— Begin RECORDS FOR PROCESSING —

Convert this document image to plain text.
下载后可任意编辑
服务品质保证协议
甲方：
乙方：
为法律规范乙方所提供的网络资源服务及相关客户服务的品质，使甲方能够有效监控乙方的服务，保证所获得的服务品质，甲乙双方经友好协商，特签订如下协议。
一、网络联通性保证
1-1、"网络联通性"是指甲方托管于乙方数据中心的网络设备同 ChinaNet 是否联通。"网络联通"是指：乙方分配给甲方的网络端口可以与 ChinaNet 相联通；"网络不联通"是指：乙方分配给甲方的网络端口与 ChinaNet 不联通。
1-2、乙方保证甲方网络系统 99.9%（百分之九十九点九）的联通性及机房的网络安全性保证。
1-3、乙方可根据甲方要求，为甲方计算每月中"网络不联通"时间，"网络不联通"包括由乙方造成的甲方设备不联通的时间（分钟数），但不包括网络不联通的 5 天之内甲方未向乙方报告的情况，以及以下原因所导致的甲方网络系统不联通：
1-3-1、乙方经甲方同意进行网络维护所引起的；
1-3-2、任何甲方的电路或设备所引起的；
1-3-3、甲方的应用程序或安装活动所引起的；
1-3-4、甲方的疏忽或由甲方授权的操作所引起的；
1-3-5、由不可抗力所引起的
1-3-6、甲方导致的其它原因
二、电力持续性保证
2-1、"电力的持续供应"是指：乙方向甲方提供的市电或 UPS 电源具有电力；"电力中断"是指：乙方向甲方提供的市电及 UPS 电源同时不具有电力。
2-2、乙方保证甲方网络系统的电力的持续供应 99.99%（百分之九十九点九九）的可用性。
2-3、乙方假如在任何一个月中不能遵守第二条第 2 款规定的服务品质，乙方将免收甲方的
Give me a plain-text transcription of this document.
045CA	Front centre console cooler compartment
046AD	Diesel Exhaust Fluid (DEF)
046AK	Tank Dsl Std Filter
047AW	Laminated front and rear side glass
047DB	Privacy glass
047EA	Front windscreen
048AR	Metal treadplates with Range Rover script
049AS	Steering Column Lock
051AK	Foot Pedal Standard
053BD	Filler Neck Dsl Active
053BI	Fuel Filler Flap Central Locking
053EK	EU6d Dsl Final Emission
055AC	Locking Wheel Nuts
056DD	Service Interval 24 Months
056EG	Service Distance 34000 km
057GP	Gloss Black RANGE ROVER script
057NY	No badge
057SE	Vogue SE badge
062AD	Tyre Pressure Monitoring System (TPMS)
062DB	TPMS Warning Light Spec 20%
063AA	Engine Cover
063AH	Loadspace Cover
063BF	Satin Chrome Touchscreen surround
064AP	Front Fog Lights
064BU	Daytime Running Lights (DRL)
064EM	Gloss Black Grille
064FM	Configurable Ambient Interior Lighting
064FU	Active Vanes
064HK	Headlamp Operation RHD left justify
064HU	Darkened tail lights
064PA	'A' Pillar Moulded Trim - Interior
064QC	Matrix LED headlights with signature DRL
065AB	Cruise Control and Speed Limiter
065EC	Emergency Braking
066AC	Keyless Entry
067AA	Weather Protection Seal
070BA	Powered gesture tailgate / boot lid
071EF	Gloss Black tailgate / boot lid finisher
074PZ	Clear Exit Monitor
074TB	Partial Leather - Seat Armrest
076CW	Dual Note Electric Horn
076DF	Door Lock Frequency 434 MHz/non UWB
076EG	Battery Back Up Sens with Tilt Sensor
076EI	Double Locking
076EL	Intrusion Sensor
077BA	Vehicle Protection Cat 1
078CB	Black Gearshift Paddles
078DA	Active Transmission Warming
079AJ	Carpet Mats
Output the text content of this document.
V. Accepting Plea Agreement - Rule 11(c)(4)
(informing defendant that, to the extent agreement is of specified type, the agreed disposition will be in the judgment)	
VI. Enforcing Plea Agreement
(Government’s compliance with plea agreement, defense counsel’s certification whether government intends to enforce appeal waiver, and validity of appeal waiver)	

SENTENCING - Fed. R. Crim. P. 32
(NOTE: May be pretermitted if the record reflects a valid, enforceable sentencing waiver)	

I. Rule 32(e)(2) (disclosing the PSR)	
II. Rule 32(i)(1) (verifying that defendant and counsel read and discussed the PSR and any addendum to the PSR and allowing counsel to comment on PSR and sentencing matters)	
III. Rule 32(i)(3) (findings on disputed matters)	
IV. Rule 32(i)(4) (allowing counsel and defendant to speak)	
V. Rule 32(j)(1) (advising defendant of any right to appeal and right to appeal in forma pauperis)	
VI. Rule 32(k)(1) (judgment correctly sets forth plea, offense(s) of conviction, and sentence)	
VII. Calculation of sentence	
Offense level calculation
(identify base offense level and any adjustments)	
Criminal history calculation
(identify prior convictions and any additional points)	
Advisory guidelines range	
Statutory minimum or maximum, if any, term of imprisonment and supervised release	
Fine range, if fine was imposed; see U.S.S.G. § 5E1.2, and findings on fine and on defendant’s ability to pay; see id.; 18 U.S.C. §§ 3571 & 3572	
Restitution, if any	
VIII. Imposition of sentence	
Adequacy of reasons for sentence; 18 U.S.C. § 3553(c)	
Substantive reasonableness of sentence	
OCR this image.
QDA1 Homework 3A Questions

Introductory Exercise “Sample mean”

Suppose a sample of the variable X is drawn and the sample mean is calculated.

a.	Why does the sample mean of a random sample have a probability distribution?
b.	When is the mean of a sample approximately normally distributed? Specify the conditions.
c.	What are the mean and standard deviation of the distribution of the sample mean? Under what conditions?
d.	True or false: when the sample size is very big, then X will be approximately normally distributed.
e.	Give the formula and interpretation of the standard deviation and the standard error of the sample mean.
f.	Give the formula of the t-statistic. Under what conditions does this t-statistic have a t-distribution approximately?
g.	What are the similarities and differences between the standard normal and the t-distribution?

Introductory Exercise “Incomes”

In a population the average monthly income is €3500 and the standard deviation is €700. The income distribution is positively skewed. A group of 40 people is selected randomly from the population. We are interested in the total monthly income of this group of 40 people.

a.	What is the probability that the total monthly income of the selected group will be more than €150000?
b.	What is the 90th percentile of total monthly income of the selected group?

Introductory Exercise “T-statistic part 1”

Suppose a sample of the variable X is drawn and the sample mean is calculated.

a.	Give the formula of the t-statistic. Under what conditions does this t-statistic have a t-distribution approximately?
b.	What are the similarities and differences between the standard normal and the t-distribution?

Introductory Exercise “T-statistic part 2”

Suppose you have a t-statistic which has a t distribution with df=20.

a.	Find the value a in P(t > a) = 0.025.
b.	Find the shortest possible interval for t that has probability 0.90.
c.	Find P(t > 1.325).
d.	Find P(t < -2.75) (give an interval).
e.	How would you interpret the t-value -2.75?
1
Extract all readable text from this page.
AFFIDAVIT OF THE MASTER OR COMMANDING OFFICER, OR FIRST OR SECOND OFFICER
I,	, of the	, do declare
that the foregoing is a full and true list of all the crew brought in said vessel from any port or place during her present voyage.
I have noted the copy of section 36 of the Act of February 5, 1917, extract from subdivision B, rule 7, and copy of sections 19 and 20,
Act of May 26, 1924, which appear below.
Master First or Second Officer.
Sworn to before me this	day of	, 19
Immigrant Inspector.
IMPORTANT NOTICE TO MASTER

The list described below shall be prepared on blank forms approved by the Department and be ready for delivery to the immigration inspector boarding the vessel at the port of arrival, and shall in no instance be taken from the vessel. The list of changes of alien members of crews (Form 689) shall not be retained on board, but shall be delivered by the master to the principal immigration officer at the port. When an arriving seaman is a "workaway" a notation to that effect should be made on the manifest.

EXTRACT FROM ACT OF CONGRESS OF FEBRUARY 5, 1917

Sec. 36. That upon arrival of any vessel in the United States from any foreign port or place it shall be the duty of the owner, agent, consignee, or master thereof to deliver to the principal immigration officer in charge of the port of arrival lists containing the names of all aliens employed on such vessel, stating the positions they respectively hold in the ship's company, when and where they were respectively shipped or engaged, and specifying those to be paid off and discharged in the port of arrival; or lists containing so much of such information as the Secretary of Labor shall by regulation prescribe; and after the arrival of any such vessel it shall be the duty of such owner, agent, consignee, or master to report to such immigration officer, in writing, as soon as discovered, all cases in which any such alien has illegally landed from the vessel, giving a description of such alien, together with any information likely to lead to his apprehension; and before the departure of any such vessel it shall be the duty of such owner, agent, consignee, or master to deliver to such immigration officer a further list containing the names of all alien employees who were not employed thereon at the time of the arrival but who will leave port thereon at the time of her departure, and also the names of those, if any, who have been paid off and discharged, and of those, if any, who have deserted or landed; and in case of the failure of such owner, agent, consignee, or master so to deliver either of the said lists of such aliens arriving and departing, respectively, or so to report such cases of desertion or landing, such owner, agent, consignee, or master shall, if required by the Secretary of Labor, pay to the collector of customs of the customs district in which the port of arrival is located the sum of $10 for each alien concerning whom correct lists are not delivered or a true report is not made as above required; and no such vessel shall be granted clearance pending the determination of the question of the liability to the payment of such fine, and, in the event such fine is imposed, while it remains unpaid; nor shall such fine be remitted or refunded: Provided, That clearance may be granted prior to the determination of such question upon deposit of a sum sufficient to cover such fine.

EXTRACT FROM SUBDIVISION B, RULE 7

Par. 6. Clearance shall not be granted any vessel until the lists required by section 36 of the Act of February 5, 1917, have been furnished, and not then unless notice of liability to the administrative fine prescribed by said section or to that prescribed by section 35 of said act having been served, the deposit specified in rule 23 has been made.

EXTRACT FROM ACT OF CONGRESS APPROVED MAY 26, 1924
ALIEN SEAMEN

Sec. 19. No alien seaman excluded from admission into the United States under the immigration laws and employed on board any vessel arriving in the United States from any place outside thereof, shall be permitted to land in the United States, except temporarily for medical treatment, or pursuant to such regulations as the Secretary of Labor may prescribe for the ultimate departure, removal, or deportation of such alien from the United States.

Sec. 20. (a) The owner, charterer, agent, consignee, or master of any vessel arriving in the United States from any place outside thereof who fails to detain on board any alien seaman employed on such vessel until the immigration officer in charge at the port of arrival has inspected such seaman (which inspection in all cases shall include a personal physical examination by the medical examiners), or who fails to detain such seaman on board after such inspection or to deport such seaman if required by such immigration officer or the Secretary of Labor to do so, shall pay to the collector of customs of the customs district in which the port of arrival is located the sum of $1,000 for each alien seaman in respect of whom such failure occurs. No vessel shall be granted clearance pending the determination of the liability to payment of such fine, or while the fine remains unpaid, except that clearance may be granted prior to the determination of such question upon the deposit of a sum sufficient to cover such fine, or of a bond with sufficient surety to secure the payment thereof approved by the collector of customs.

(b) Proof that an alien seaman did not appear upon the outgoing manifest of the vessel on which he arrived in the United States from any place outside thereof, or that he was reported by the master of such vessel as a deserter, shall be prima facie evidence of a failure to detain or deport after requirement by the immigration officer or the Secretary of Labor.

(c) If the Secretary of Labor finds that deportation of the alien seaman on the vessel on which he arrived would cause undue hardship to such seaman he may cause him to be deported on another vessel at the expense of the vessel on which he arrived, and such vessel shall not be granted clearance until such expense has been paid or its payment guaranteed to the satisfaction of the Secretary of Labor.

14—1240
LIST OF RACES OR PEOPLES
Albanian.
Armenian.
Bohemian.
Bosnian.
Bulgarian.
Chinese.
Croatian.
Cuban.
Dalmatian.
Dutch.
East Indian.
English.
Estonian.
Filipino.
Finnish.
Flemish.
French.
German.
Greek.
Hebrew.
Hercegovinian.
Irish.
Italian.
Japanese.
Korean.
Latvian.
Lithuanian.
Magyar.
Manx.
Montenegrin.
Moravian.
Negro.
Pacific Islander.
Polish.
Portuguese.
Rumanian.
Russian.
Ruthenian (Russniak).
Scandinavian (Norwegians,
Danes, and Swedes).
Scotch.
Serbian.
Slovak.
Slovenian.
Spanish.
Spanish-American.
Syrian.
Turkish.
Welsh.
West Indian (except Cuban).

— End RECORDS FOR PROCESSING —

Determine the number of lines where the string "Protection" occurs, and give that number only.

> _FINAL ANSWER_:
2